THE REQUEST >> Identify the lines holding "ListStudentServlet" and copy them.

RECORDS PROVIDED >>
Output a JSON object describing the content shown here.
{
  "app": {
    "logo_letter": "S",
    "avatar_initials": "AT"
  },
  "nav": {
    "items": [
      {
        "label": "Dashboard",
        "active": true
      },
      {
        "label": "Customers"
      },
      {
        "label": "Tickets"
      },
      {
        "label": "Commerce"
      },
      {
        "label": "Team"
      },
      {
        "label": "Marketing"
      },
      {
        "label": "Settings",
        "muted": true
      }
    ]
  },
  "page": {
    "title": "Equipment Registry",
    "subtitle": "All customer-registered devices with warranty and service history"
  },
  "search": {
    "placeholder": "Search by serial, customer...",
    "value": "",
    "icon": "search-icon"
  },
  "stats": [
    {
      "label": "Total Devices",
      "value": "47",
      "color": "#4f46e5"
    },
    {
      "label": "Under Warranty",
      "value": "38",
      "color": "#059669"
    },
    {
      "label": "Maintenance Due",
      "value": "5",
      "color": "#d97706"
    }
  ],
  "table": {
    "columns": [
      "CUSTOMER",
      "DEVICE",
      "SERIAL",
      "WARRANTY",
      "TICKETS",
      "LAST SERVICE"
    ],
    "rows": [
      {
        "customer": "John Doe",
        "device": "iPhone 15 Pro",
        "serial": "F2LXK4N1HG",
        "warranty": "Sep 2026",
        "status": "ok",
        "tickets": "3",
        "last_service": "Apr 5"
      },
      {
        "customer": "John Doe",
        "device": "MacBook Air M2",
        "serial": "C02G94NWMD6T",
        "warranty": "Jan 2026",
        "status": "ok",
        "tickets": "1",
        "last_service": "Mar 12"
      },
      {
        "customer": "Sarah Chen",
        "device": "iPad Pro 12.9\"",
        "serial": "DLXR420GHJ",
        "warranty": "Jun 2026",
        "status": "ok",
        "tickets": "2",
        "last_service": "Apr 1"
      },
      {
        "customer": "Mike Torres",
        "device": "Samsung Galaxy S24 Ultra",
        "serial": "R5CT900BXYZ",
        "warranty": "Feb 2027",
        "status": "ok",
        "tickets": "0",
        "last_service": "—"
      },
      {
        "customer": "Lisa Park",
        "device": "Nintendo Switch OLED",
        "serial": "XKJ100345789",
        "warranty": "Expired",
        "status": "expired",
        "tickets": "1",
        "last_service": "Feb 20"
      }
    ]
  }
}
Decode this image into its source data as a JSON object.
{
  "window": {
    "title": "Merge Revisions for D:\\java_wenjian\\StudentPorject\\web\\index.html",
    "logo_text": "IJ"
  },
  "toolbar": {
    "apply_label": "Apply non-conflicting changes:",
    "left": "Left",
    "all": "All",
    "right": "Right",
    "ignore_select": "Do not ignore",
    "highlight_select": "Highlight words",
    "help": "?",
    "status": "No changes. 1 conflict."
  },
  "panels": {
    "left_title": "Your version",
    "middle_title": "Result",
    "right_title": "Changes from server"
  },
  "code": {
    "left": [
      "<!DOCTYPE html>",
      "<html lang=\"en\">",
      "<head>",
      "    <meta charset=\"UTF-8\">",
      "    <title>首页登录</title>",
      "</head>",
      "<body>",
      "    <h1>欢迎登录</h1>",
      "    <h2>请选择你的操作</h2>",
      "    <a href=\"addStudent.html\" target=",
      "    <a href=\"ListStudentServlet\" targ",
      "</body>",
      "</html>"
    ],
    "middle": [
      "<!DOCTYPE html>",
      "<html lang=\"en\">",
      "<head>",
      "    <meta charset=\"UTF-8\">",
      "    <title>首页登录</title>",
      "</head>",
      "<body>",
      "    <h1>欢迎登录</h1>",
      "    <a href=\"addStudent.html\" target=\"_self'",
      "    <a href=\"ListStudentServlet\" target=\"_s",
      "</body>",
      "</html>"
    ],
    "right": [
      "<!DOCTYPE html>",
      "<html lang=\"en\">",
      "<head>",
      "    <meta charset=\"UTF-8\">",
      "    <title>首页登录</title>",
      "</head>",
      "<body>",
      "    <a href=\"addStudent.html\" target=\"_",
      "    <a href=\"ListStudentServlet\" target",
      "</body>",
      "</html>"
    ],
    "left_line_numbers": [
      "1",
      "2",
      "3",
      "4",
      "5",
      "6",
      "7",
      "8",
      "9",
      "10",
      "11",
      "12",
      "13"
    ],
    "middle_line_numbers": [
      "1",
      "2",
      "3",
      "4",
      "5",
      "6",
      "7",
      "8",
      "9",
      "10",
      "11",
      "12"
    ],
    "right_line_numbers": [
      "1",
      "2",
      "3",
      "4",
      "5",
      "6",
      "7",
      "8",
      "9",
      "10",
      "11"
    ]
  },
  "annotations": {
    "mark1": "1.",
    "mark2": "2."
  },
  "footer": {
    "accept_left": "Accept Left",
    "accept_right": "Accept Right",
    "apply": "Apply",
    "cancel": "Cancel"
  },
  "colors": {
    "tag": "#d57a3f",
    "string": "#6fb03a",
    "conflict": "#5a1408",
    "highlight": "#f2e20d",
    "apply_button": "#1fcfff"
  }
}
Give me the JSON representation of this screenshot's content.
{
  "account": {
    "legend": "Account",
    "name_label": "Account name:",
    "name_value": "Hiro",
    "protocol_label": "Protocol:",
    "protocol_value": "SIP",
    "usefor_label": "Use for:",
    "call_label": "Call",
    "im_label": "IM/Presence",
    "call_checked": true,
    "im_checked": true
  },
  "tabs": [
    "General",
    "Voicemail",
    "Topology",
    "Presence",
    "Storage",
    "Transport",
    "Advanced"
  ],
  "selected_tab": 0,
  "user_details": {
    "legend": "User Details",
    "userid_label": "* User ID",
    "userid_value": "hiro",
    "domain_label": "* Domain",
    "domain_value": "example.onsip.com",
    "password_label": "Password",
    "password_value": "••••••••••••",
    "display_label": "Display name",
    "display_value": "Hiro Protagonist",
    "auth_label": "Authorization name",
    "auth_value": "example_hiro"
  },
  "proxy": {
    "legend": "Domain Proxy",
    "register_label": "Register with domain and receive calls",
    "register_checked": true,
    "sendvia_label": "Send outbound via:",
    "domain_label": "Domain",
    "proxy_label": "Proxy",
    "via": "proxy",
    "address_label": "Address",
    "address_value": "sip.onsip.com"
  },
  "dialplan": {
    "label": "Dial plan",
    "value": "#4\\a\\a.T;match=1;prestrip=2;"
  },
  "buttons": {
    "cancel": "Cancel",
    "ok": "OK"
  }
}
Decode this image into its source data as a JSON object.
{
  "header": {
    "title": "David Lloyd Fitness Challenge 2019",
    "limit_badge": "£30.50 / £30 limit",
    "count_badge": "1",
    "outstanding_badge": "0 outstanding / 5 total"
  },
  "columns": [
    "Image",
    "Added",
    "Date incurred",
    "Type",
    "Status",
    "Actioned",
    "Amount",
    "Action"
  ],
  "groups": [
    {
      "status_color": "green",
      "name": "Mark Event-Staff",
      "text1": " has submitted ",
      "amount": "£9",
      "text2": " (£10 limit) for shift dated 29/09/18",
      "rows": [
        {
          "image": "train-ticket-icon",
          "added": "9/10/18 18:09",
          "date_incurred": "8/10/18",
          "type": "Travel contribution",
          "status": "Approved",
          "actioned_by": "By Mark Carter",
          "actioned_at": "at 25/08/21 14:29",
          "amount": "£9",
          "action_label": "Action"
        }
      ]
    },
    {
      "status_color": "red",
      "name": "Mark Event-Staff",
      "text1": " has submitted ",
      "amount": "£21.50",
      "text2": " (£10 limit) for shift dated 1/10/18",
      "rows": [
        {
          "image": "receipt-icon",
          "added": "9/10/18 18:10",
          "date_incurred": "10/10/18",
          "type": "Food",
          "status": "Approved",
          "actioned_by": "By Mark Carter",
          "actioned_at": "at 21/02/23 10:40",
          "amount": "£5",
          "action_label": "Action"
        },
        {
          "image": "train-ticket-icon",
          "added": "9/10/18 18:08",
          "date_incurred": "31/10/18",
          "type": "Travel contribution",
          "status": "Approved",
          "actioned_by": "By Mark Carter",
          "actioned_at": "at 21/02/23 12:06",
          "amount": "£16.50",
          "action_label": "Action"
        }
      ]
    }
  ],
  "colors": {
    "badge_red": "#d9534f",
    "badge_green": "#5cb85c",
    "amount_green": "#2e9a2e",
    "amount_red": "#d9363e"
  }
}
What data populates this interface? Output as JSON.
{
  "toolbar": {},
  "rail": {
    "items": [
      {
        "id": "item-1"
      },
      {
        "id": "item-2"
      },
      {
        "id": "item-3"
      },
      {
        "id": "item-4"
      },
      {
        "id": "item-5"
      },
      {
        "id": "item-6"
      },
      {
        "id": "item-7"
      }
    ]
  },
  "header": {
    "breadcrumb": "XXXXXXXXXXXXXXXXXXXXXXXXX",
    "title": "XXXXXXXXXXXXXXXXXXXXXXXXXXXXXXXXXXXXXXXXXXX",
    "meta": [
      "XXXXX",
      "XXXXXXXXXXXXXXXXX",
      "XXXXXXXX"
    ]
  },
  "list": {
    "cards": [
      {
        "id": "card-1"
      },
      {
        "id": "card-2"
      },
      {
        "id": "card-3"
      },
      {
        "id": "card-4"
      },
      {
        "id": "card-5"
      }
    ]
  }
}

SOLUTION >>
      "    <a href=\"ListStudentServlet\" targ",
      "    <a href=\"ListStudentServlet\" target=\"_s",
      "    <a href=\"ListStudentServlet\" target",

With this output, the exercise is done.